THE PROBLEM =
Write out all of the data without omission, exactly as shown.

═════ AVAILABLE DATA ═════

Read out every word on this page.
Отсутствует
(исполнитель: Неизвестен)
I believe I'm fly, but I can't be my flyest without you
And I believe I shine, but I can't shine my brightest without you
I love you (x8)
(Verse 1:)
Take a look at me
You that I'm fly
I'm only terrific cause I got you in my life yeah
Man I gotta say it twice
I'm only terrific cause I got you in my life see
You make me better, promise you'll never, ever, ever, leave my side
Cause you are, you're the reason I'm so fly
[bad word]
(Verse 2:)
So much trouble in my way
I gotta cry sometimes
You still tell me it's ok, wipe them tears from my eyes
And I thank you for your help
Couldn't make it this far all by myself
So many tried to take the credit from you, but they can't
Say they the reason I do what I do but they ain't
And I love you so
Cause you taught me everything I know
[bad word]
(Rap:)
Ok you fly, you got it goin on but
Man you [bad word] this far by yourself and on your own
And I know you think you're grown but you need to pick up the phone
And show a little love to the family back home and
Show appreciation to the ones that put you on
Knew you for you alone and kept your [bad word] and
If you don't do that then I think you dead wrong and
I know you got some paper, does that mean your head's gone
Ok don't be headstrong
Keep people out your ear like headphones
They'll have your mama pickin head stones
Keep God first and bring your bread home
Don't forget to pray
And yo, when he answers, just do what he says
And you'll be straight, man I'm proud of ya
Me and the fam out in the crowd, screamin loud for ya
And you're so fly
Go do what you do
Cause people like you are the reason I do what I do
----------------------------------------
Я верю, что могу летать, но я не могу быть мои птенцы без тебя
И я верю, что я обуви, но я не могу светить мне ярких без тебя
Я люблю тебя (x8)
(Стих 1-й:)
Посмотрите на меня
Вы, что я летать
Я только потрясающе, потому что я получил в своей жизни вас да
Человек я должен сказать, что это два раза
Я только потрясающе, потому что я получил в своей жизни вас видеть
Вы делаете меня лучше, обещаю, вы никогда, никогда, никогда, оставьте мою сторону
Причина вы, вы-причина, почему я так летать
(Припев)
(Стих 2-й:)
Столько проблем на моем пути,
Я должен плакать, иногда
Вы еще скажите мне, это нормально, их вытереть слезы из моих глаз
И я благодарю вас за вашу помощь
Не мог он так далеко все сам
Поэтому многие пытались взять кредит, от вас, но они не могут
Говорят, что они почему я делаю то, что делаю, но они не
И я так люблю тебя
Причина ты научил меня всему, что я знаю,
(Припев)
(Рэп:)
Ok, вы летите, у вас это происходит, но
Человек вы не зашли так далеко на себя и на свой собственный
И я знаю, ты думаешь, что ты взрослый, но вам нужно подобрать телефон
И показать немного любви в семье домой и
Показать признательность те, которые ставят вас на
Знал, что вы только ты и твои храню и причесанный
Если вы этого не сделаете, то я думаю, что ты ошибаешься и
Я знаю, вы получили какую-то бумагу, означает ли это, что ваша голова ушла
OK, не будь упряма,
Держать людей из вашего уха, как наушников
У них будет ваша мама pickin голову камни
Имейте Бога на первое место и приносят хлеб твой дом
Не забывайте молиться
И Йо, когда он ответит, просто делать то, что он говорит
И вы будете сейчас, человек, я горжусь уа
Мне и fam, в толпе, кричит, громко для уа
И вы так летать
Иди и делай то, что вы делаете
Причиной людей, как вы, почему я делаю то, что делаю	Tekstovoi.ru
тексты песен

═════

EXPECTED ANSWER =
Read out every word on this page.
Отсутствует
(исполнитель: Неизвестен)
I believe I'm fly, but I can't be my flyest without you
And I believe I shine, but I can't shine my brightest without you
I love you (x8)
(Verse 1:)
Take a look at me
You that I'm fly
I'm only terrific cause I got you in my life yeah
Man I gotta say it twice
I'm only terrific cause I got you in my life see
You make me better, promise you'll never, ever, ever, leave my side
Cause you are, you're the reason I'm so fly
[bad word]
(Verse 2:)
So much trouble in my way
I gotta cry sometimes
You still tell me it's ok, wipe them tears from my eyes
And I thank you for your help
Couldn't make it this far all by myself
So many tried to take the credit from you, but they can't
Say they the reason I do what I do but they ain't
And I love you so
Cause you taught me everything I know
[bad word]
(Rap:)
Ok you fly, you got it goin on but
Man you [bad word] this far by yourself and on your own
And I know you think you're grown but you need to pick up the phone
And show a little love to the family back home and
Show appreciation to the ones that put you on
Knew you for you alone and kept your [bad word] and
If you don't do that then I think you dead wrong and
I know you got some paper, does that mean your head's gone
Ok don't be headstrong
Keep people out your ear like headphones
They'll have your mama pickin head stones
Keep God first and bring your bread home
Don't forget to pray
And yo, when he answers, just do what he says
And you'll be straight, man I'm proud of ya
Me and the fam out in the crowd, screamin loud for ya
And you're so fly
Go do what you do
Cause people like you are the reason I do what I do
----------------------------------------
Я верю, что могу летать, но я не могу быть мои птенцы без тебя
И я верю, что я обуви, но я не могу светить мне ярких без тебя
Я люблю тебя (x8)
(Стих 1-й:)
Посмотрите на меня
Вы, что я летать
Я только потрясающе, потому что я получил в своей жизни вас да
Человек я должен сказать, что это два раза
Я только потрясающе, потому что я получил в своей жизни вас видеть
Вы делаете меня лучше, обещаю, вы никогда, никогда, никогда, оставьте мою сторону
Причина вы, вы-причина, почему я так летать
(Припев)
(Стих 2-й:)
Столько проблем на моем пути,
Я должен плакать, иногда
Вы еще скажите мне, это нормально, их вытереть слезы из моих глаз
И я благодарю вас за вашу помощь
Не мог он так далеко все сам
Поэтому многие пытались взять кредит, от вас, но они не могут
Говорят, что они почему я делаю то, что делаю, но они не
И я так люблю тебя
Причина ты научил меня всему, что я знаю,
(Припев)
(Рэп:)
Ok, вы летите, у вас это происходит, но
Человек вы не зашли так далеко на себя и на свой собственный
И я знаю, ты думаешь, что ты взрослый, но вам нужно подобрать телефон
И показать немного любви в семье домой и
Показать признательность те, которые ставят вас на
Знал, что вы только ты и твои храню и причесанный
Если вы этого не сделаете, то я думаю, что ты ошибаешься и
Я знаю, вы получили какую-то бумагу, означает ли это, что ваша голова ушла
OK, не будь упряма,
Держать людей из вашего уха, как наушников
У них будет ваша мама pickin голову камни
Имейте Бога на первое место и приносят хлеб твой дом
Не забывайте молиться
И Йо, когда он ответит, просто делать то, что он говорит
И вы будете сейчас, человек, я горжусь уа
Мне и fam, в толпе, кричит, громко для уа
И вы так летать
Иди и делай то, что вы делаете
Причиной людей, как вы, почему я делаю то, что делаю	Tekstovoi.ru
тексты песен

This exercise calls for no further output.